## [PROBLEM TO WORK ON]
All of the data should be repeated exactly; pictures are not part of the copy.
━━━━━ ENTRIES PROVIDED ━━━━━
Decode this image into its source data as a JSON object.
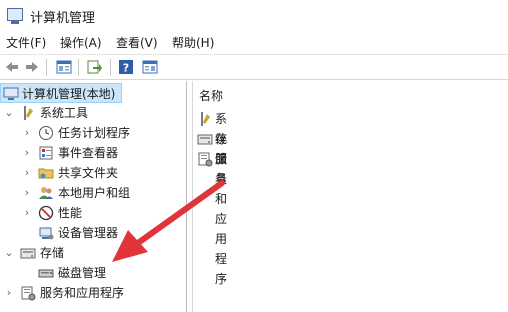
{
  "window": {
    "title": "计算机管理"
  },
  "menubar": [
    {
      "label": "文件(F)"
    },
    {
      "label": "操作(A)"
    },
    {
      "label": "查看(V)"
    },
    {
      "label": "帮助(H)"
    }
  ],
  "tree": [
    {
      "label": "计算机管理(本地)",
      "icon": "computer-management-icon"
    },
    {
      "label": "系统工具",
      "icon": "tools-icon"
    },
    {
      "label": "任务计划程序",
      "icon": "clock-icon"
    },
    {
      "label": "事件查看器",
      "icon": "event-viewer-icon"
    },
    {
      "label": "共享文件夹",
      "icon": "shared-folder-icon"
    },
    {
      "label": "本地用户和组",
      "icon": "users-icon"
    },
    {
      "label": "性能",
      "icon": "performance-icon"
    },
    {
      "label": "设备管理器",
      "icon": "device-manager-icon"
    },
    {
      "label": "存储",
      "icon": "storage-icon"
    },
    {
      "label": "磁盘管理",
      "icon": "disk-icon"
    },
    {
      "label": "服务和应用程序",
      "icon": "services-icon"
    }
  ],
  "list": {
    "column_header": "名称",
    "items": [
      {
        "label": "系统工具",
        "icon": "tools-icon"
      },
      {
        "label": "存储",
        "icon": "storage-icon"
      },
      {
        "label": "服务和应用程序",
        "icon": "services-icon"
      }
    ]
  },
  "colors": {
    "annotation_arrow": "#e0343a",
    "selection": "#cde6f7"
  }
}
━━━━━
## [FINISHED TASK]
Decode this image into its source data as a JSON object.
{
  "window": {
    "title": "计算机管理"
  },
  "menubar": [
    {
      "label": "文件(F)"
    },
    {
      "label": "操作(A)"
    },
    {
      "label": "查看(V)"
    },
    {
      "label": "帮助(H)"
    }
  ],
  "tree": [
    {
      "label": "计算机管理(本地)",
      "icon": "computer-management-icon"
    },
    {
      "label": "系统工具",
      "icon": "tools-icon"
    },
    {
      "label": "任务计划程序",
      "icon": "clock-icon"
    },
    {
      "label": "事件查看器",
      "icon": "event-viewer-icon"
    },
    {
      "label": "共享文件夹",
      "icon": "shared-folder-icon"
    },
    {
      "label": "本地用户和组",
      "icon": "users-icon"
    },
    {
      "label": "性能",
      "icon": "performance-icon"
    },
    {
      "label": "设备管理器",
      "icon": "device-manager-icon"
    },
    {
      "label": "存储",
      "icon": "storage-icon"
    },
    {
      "label": "磁盘管理",
      "icon": "disk-icon"
    },
    {
      "label": "服务和应用程序",
      "icon": "services-icon"
    }
  ],
  "list": {
    "column_header": "名称",
    "items": [
      {
        "label": "系统工具",
        "icon": "tools-icon"
      },
      {
        "label": "存储",
        "icon": "storage-icon"
      },
      {
        "label": "服务和应用程序",
        "icon": "services-icon"
      }
    ]
  },
  "colors": {
    "annotation_arrow": "#e0343a",
    "selection": "#cde6f7"
  }
}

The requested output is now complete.